** OBJECTIVE **
Extract and list every line that contains the word "chart".

** DATA LINES **
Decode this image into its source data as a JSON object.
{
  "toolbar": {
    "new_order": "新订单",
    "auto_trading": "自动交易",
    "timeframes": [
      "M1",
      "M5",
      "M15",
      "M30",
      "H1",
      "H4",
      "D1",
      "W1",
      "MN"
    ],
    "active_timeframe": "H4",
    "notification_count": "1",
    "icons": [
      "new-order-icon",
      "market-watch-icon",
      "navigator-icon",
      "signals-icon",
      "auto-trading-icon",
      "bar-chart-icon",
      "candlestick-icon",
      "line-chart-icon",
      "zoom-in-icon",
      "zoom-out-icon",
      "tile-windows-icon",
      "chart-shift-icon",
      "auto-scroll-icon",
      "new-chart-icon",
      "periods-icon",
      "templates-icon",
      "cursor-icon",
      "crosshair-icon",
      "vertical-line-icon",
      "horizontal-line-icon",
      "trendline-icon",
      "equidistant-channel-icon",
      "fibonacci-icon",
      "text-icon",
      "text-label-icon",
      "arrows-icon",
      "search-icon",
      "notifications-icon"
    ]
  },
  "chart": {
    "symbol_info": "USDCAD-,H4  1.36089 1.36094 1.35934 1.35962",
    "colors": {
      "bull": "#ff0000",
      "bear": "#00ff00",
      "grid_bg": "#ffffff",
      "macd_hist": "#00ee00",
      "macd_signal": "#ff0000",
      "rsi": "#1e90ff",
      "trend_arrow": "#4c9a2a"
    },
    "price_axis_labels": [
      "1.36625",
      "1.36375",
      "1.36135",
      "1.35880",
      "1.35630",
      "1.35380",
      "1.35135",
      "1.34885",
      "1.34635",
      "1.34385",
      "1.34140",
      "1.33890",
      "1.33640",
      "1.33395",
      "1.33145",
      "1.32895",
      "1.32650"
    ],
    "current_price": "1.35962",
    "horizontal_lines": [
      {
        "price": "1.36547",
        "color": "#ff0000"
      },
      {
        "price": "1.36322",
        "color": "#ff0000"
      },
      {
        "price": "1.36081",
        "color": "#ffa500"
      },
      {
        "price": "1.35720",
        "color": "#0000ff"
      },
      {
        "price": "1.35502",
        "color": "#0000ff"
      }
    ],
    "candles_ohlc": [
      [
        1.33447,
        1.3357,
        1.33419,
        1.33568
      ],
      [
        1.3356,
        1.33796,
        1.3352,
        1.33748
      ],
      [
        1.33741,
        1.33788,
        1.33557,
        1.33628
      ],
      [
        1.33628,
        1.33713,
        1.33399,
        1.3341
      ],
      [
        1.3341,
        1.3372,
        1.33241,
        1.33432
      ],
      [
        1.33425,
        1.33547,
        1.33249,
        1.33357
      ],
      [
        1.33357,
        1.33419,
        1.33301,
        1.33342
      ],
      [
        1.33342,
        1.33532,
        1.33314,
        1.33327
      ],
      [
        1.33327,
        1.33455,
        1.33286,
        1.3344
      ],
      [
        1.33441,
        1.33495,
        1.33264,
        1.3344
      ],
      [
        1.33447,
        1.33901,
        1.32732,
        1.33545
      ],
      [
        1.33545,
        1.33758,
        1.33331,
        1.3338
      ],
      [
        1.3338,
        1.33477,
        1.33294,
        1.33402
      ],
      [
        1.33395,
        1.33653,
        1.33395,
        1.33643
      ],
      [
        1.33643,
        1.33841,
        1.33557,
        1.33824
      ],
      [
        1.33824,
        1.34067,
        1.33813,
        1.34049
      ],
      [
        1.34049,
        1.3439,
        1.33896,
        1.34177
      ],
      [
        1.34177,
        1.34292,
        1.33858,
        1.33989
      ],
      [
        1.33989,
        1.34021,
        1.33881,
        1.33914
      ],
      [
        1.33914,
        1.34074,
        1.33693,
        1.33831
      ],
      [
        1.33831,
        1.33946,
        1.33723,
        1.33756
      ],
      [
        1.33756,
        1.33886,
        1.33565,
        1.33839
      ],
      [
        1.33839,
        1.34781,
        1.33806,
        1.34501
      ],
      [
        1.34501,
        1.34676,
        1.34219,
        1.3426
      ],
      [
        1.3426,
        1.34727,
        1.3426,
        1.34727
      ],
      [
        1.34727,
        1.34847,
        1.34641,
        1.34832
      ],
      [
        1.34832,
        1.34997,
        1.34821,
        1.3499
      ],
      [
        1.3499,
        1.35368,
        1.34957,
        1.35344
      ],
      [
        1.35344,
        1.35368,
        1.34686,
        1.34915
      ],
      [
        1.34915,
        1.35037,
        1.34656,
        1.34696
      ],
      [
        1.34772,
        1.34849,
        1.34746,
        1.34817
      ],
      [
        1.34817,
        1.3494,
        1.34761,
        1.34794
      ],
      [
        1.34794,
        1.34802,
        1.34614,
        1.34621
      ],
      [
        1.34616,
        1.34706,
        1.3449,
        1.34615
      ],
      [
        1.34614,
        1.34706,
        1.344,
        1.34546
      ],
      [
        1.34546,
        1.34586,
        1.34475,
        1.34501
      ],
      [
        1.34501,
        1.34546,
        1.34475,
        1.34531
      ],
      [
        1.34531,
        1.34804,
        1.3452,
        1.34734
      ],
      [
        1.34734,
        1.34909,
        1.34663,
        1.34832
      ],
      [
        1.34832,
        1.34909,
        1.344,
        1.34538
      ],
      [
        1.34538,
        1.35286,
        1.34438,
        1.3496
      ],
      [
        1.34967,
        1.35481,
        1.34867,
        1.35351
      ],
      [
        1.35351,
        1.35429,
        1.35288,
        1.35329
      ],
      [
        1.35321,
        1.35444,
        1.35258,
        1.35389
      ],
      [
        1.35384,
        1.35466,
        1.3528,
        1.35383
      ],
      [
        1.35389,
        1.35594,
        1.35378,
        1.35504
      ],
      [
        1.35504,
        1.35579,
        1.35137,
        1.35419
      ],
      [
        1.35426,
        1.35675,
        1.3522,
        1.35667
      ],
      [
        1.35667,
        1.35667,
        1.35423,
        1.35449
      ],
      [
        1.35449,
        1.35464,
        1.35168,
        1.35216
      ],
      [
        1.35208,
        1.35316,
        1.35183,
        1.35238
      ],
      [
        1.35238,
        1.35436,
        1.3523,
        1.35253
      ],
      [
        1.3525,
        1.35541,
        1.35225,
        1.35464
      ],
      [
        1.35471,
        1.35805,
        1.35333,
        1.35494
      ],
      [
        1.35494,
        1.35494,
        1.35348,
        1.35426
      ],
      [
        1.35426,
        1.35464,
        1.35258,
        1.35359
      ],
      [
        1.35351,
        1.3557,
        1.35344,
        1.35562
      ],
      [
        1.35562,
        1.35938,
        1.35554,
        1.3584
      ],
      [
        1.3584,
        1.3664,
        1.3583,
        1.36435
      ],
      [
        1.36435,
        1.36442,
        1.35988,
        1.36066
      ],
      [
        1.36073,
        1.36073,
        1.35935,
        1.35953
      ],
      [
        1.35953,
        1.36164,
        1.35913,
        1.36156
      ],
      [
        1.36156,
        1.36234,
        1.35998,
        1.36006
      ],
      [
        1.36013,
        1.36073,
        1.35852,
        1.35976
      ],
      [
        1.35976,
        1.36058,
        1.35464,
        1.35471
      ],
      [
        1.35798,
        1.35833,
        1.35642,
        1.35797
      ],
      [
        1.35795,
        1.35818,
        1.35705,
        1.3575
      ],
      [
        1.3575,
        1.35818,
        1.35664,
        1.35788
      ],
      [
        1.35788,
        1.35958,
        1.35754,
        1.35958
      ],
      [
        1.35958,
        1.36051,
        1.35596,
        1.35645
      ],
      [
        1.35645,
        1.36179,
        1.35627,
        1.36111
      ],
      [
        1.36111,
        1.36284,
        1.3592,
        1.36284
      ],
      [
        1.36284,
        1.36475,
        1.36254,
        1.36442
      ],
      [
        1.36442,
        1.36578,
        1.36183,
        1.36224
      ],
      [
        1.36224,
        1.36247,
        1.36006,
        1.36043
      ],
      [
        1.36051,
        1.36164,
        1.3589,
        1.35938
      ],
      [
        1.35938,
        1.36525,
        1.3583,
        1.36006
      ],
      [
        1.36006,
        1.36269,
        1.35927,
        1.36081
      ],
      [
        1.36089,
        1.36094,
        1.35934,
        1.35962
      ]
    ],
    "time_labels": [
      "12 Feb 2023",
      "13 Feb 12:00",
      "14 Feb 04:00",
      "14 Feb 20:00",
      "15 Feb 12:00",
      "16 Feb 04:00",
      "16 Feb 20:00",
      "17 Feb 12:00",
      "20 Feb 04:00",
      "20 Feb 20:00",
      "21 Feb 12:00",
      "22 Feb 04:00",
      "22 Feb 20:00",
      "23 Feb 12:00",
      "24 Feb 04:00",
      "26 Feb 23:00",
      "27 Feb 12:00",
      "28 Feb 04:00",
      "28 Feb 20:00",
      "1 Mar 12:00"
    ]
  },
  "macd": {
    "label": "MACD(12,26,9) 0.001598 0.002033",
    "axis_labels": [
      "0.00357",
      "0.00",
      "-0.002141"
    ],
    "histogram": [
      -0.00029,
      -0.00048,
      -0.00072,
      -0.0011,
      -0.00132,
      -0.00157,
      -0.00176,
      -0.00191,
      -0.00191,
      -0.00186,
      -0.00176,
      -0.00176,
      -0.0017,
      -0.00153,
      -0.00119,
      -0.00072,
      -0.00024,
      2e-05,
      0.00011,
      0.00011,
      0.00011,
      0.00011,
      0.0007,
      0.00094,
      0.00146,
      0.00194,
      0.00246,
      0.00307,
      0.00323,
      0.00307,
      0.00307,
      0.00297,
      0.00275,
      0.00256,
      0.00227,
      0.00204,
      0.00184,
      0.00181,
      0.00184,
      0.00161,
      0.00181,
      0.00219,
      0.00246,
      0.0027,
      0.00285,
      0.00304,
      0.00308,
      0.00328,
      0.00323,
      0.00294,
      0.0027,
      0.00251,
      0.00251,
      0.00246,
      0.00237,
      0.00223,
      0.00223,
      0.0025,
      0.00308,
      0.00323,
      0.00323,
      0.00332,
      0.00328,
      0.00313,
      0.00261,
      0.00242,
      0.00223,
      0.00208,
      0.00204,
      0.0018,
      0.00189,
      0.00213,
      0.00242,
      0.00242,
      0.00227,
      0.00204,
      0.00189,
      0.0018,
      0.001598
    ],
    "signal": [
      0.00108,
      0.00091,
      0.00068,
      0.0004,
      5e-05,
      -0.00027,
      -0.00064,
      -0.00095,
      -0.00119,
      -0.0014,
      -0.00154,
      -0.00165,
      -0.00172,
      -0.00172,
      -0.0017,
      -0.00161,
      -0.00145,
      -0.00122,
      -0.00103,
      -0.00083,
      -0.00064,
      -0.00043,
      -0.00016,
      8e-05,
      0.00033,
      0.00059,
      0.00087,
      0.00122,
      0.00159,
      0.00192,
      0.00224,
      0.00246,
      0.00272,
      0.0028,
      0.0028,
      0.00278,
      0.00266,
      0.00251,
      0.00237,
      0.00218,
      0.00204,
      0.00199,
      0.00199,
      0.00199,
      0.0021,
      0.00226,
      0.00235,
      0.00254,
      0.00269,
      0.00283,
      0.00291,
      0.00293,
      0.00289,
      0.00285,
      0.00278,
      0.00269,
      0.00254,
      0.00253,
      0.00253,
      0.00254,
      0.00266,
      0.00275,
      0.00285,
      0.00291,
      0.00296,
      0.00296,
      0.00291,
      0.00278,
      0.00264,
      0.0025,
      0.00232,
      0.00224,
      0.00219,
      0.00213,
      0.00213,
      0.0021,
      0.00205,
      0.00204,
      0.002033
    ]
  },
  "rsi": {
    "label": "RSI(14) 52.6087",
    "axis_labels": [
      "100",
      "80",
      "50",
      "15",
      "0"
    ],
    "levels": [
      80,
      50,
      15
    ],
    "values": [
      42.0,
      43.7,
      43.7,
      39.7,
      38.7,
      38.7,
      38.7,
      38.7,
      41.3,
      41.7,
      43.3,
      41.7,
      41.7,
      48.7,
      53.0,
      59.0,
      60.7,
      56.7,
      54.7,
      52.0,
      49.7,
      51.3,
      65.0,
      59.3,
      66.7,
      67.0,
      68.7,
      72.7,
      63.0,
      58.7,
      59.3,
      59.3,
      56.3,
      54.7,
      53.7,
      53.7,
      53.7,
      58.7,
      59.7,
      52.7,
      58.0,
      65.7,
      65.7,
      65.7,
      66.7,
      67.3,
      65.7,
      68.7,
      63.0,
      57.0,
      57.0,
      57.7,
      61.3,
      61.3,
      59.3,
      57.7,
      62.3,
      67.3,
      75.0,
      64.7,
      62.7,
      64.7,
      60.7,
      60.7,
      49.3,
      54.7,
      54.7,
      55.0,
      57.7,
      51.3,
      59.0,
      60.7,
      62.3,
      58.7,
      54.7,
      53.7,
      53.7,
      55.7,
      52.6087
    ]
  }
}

** ANSWER IN FULL **
      "bar-chart-icon",
      "line-chart-icon",
      "chart-shift-icon",
      "new-chart-icon",
  "chart": {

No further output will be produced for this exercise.